Exclude the pictures; give every entry again exactly as written.
===== Material for this exercise =====
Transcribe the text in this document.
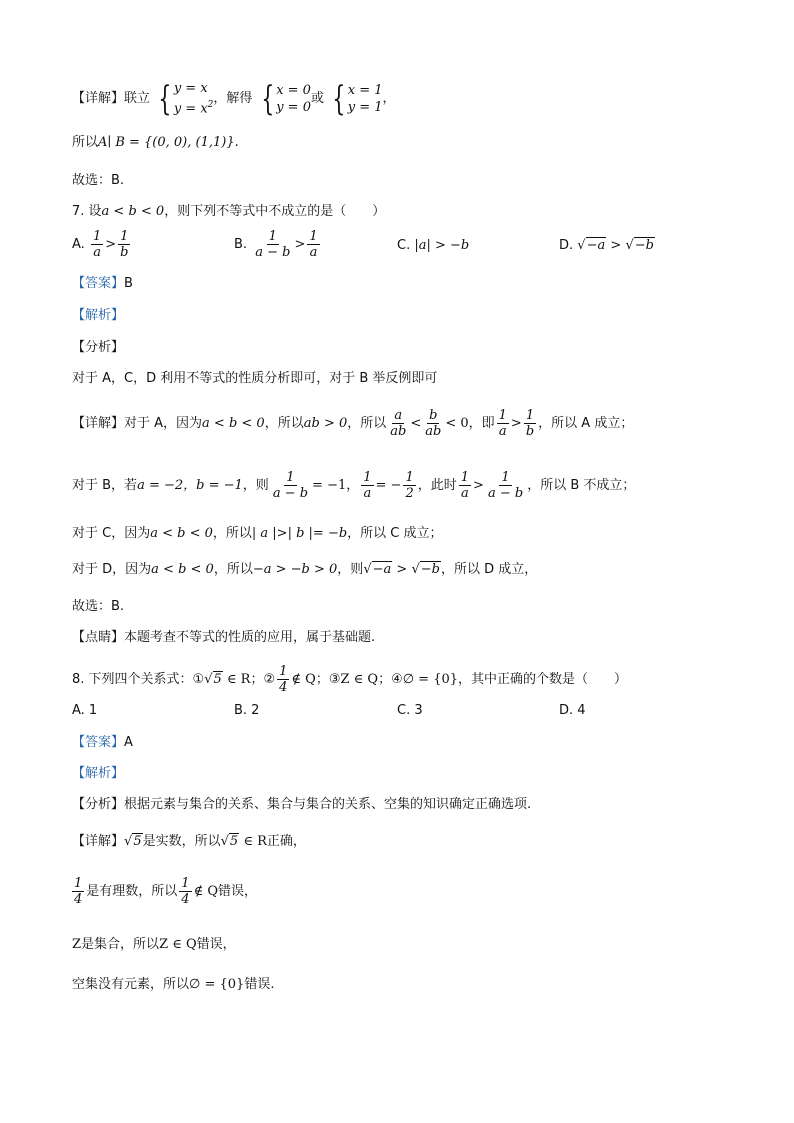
【详解】联立 { y = x
$y = x^2$ ，解得 { x = 0
y = 0
或 { x = 1
y = 1
，
所以A∣ B = {(0, 0), (1,1)}.
故选：B.
7. 设a < b < 0，则下列不等式中不成立的是（　　）
A. $\frac{1}{a} > \frac{1}{b}$	B. $\frac{1}{a - b} > \frac{1}{a}$	C. |a| > −b	D. √−a > √−b
【答案】B
【解析】
【分析】
对于 A，C，D 利用不等式的性质分析即可，对于 B 举反例即可
【详解】对于 A，因为a < b < 0，所以ab > 0，所以 $\frac{a}{ab} < \frac{b}{ab} < 0$，即 $\frac{1}{a} > \frac{1}{b}$ ，所以 A 成立；
对于 B，若a = −2，b = −1，则 $\frac{1}{a - b} = -1$， $\frac{1}{a}$ = − $\frac{1}{2}$ ，此时 $\frac{1}{a} > \frac{1}{a - b}$ ，所以 B 不成立；
对于 C，因为a < b < 0，所以| a |>| b |= −b，所以 C 成立；
对于 D，因为a < b < 0，所以−a > −b > 0，则√−a > √−b，所以 D 成立，
故选：B.
【点睛】本题考查不等式的性质的应用，属于基础题.
8. 下列四个关系式：①√5 ∈ R；② $\frac{1}{4}$ ∉ Q；③Z ∈ Q；④∅ = {0}，其中正确的个数是（　　）
A. 1	B. 2	C. 3	D. 4
【答案】A
【解析】
【分析】根据元素与集合的关系、集合与集合的关系、空集的知识确定正确选项.
【详解】√5是实数，所以√5 ∈ R正确，
$\frac{1}{4}$ 是有理数，所以 $\frac{1}{4}$ ∉ Q错误，
Z是集合，所以Z ∈ Q错误，
空集没有元素，所以∅ = {0}错误.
=====
▶ Written answer
Transcribe the text in this document.
【详解】联立 { y = x
$y = x^2$ ，解得 { x = 0
y = 0
或 { x = 1
y = 1
，
所以A∣ B = {(0, 0), (1,1)}.
故选：B.
7. 设a < b < 0，则下列不等式中不成立的是（　　）
A. $\frac{1}{a} > \frac{1}{b}$	B. $\frac{1}{a - b} > \frac{1}{a}$	C. |a| > −b	D. √−a > √−b
【答案】B
【解析】
【分析】
对于 A，C，D 利用不等式的性质分析即可，对于 B 举反例即可
【详解】对于 A，因为a < b < 0，所以ab > 0，所以 $\frac{a}{ab} < \frac{b}{ab} < 0$，即 $\frac{1}{a} > \frac{1}{b}$ ，所以 A 成立；
对于 B，若a = −2，b = −1，则 $\frac{1}{a - b} = -1$， $\frac{1}{a}$ = − $\frac{1}{2}$ ，此时 $\frac{1}{a} > \frac{1}{a - b}$ ，所以 B 不成立；
对于 C，因为a < b < 0，所以| a |>| b |= −b，所以 C 成立；
对于 D，因为a < b < 0，所以−a > −b > 0，则√−a > √−b，所以 D 成立，
故选：B.
【点睛】本题考查不等式的性质的应用，属于基础题.
8. 下列四个关系式：①√5 ∈ R；② $\frac{1}{4}$ ∉ Q；③Z ∈ Q；④∅ = {0}，其中正确的个数是（　　）
A. 1	B. 2	C. 3	D. 4
【答案】A
【解析】
【分析】根据元素与集合的关系、集合与集合的关系、空集的知识确定正确选项.
【详解】√5是实数，所以√5 ∈ R正确，
$\frac{1}{4}$ 是有理数，所以 $\frac{1}{4}$ ∉ Q错误，
Z是集合，所以Z ∈ Q错误，
空集没有元素，所以∅ = {0}错误.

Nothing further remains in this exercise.